Aim: Repeat every record below exactly, omitting any pictures.

Material for this exercise:

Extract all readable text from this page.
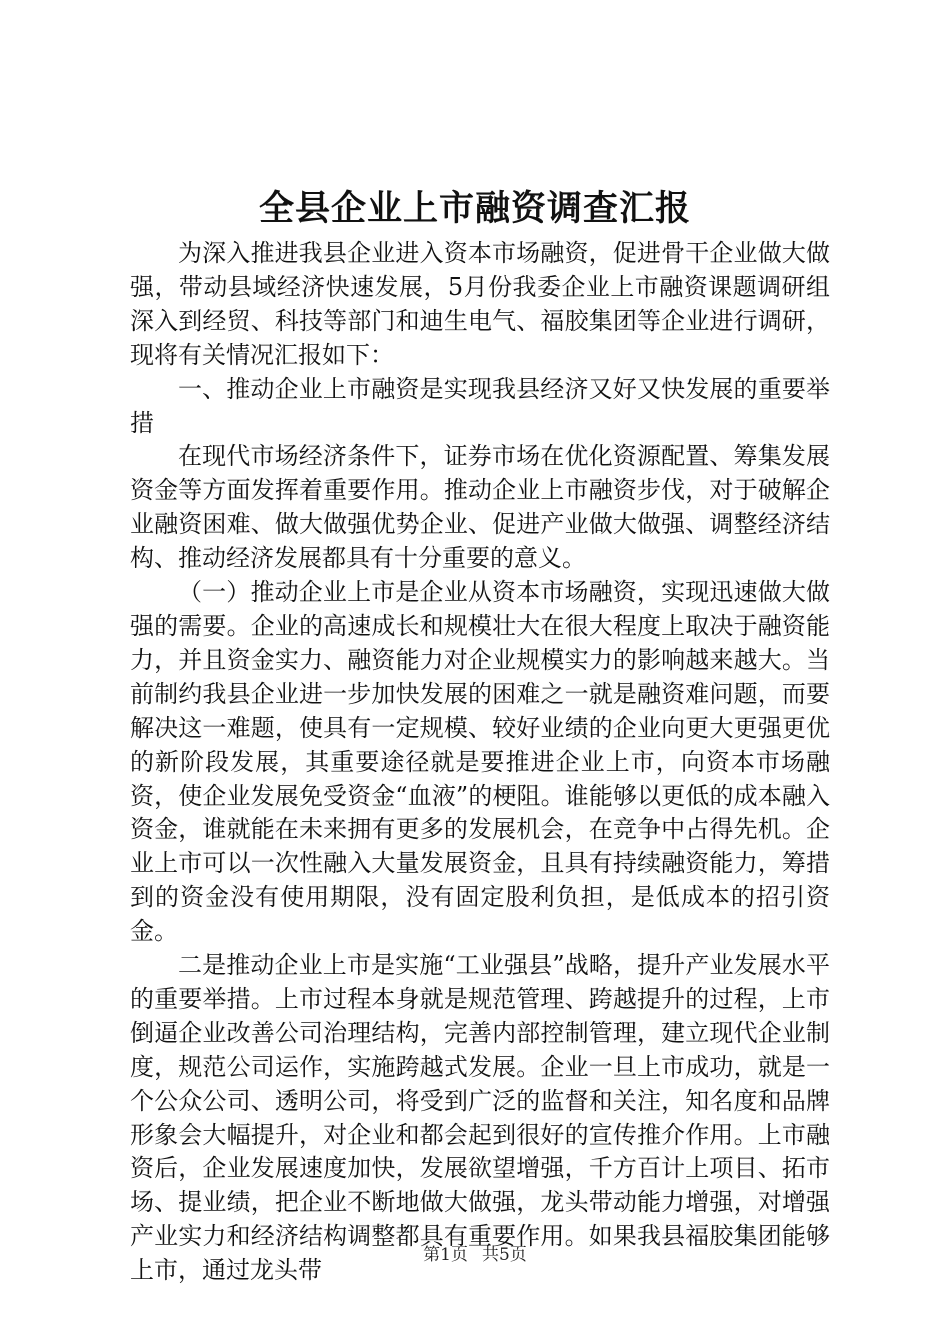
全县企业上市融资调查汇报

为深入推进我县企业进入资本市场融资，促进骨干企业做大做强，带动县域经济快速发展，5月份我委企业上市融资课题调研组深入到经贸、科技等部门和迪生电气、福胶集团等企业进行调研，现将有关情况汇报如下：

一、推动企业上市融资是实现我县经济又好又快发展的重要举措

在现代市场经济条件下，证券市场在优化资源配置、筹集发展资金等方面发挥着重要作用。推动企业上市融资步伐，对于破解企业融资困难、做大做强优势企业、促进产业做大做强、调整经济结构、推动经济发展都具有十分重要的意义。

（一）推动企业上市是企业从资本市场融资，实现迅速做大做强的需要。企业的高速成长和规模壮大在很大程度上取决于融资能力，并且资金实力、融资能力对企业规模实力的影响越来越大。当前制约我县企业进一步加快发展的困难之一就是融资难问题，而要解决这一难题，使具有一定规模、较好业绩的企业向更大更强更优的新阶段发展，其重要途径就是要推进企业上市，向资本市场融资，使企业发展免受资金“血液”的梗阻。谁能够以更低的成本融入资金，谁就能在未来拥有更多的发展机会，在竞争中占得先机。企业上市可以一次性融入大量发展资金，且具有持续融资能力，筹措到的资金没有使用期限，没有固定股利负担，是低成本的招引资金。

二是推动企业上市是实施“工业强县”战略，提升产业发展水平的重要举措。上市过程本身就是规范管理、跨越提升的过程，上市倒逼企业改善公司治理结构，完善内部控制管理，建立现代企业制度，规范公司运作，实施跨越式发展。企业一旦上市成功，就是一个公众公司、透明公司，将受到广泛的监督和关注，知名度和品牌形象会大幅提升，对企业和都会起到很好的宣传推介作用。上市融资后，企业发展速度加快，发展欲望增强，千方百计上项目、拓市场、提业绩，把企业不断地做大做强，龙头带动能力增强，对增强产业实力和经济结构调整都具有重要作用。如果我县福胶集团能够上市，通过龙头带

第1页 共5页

Full response:
Extract all readable text from this page.
全县企业上市融资调查汇报

为深入推进我县企业进入资本市场融资，促进骨干企业做大做强，带动县域经济快速发展，5月份我委企业上市融资课题调研组深入到经贸、科技等部门和迪生电气、福胶集团等企业进行调研，现将有关情况汇报如下：

一、推动企业上市融资是实现我县经济又好又快发展的重要举措

在现代市场经济条件下，证券市场在优化资源配置、筹集发展资金等方面发挥着重要作用。推动企业上市融资步伐，对于破解企业融资困难、做大做强优势企业、促进产业做大做强、调整经济结构、推动经济发展都具有十分重要的意义。

（一）推动企业上市是企业从资本市场融资，实现迅速做大做强的需要。企业的高速成长和规模壮大在很大程度上取决于融资能力，并且资金实力、融资能力对企业规模实力的影响越来越大。当前制约我县企业进一步加快发展的困难之一就是融资难问题，而要解决这一难题，使具有一定规模、较好业绩的企业向更大更强更优的新阶段发展，其重要途径就是要推进企业上市，向资本市场融资，使企业发展免受资金“血液”的梗阻。谁能够以更低的成本融入资金，谁就能在未来拥有更多的发展机会，在竞争中占得先机。企业上市可以一次性融入大量发展资金，且具有持续融资能力，筹措到的资金没有使用期限，没有固定股利负担，是低成本的招引资金。

二是推动企业上市是实施“工业强县”战略，提升产业发展水平的重要举措。上市过程本身就是规范管理、跨越提升的过程，上市倒逼企业改善公司治理结构，完善内部控制管理，建立现代企业制度，规范公司运作，实施跨越式发展。企业一旦上市成功，就是一个公众公司、透明公司，将受到广泛的监督和关注，知名度和品牌形象会大幅提升，对企业和都会起到很好的宣传推介作用。上市融资后，企业发展速度加快，发展欲望增强，千方百计上项目、拓市场、提业绩，把企业不断地做大做强，龙头带动能力增强，对增强产业实力和经济结构调整都具有重要作用。如果我县福胶集团能够上市，通过龙头带

第1页 共5页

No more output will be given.